# THE PROBLEM
Return every line below in which "from" appears.

^^^^

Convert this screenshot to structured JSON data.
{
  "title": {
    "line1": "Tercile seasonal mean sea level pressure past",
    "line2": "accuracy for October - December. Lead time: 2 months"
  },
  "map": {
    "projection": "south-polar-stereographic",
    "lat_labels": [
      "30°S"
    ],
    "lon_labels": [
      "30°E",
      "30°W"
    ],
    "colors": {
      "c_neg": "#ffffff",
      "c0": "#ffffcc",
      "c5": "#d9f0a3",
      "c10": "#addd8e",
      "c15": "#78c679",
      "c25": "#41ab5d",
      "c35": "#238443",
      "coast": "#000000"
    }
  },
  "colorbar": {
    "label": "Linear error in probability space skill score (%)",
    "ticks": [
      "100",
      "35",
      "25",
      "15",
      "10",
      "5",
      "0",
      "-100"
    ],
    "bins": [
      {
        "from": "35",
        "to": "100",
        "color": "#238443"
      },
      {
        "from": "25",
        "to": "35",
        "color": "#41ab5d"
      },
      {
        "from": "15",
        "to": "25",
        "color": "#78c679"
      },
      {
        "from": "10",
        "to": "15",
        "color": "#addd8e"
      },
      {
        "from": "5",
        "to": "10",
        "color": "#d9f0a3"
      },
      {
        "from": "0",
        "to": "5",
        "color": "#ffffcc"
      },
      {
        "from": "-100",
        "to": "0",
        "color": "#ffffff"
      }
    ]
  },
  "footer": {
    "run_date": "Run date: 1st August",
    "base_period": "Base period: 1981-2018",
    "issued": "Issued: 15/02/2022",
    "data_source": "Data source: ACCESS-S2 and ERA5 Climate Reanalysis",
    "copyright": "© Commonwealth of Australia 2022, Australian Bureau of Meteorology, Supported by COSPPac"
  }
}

^^^^

# EXERCISE ANSWER
        "from": "35",
        "from": "25",
        "from": "15",
        "from": "10",
        "from": "5",
        "from": "0",
        "from": "-100",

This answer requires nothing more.